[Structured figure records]
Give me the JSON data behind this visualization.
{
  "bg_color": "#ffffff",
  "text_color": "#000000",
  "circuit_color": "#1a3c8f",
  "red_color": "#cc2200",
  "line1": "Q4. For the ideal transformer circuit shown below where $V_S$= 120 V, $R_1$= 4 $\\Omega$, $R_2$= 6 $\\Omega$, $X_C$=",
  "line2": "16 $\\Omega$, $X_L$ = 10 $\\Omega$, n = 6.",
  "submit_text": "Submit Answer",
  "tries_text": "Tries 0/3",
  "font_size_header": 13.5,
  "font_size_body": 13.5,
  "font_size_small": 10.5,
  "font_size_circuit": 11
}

* _The task_:
Return the full listing, character for character.

* _Full output_:
Give me the JSON data behind this visualization.
{
  "bg_color": "#ffffff",
  "text_color": "#000000",
  "circuit_color": "#1a3c8f",
  "red_color": "#cc2200",
  "line1": "Q4. For the ideal transformer circuit shown below where $V_S$= 120 V, $R_1$= 4 $\\Omega$, $R_2$= 6 $\\Omega$, $X_C$=",
  "line2": "16 $\\Omega$, $X_L$ = 10 $\\Omega$, n = 6.",
  "submit_text": "Submit Answer",
  "tries_text": "Tries 0/3",
  "font_size_header": 13.5,
  "font_size_body": 13.5,
  "font_size_small": 10.5,
  "font_size_circuit": 11
}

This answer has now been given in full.